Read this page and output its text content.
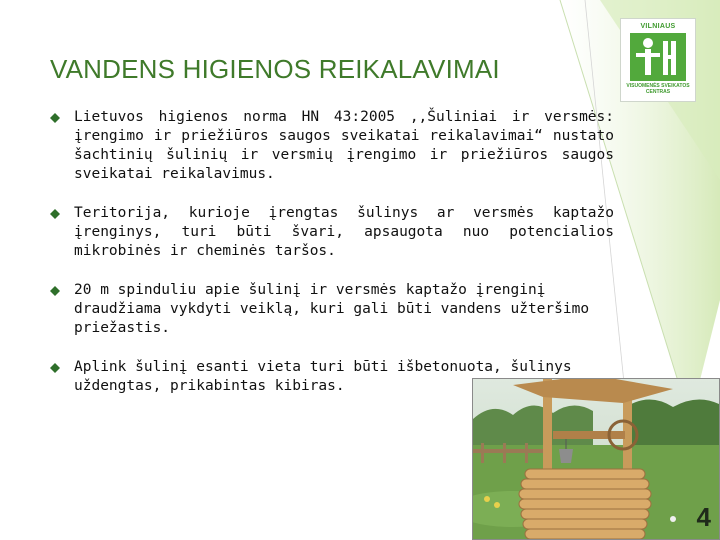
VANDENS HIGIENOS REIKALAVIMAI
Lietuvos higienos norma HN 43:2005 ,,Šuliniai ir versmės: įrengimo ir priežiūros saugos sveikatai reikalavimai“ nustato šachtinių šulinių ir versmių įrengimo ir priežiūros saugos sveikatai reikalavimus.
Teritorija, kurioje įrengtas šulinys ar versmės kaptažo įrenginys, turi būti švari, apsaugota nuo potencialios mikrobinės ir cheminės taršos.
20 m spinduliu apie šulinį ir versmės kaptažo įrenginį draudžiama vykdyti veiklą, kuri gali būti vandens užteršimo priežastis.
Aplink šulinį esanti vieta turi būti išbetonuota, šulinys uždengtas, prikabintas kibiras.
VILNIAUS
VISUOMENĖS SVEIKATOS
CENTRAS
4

------------------------------------

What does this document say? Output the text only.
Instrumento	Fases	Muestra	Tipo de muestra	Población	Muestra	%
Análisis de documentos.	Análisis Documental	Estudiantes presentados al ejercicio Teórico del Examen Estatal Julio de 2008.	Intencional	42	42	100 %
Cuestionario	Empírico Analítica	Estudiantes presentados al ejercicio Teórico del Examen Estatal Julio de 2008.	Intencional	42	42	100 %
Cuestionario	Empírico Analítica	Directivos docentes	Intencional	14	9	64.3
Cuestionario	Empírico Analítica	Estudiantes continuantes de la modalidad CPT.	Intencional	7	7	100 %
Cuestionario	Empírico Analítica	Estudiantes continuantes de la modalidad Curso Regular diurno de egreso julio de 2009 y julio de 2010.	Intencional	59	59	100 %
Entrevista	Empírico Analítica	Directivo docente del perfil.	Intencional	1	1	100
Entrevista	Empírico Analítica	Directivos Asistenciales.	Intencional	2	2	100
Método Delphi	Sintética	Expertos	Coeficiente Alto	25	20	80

------------------------------------

- _SET PROBLEM_: Search the data for the string "Analítica". List each line that has it.

- _ANSWER TO THIS PROBLEM_:
Cuestionario	Empírico Analítica	Estudiantes presentados al ejercicio Teórico del Examen Estatal Julio de 2008.	Intencional	42	42	100 %
Cuestionario	Empírico Analítica	Directivos docentes	Intencional	14	9	64.3
Cuestionario	Empírico Analítica	Estudiantes continuantes de la modalidad CPT.	Intencional	7	7	100 %
Cuestionario	Empírico Analítica	Estudiantes continuantes de la modalidad Curso Regular diurno de egreso julio de 2009 y julio de 2010.	Intencional	59	59	100 %
Entrevista	Empírico Analítica	Directivo docente del perfil.	Intencional	1	1	100
Entrevista	Empírico Analítica	Directivos Asistenciales.	Intencional	2	2	100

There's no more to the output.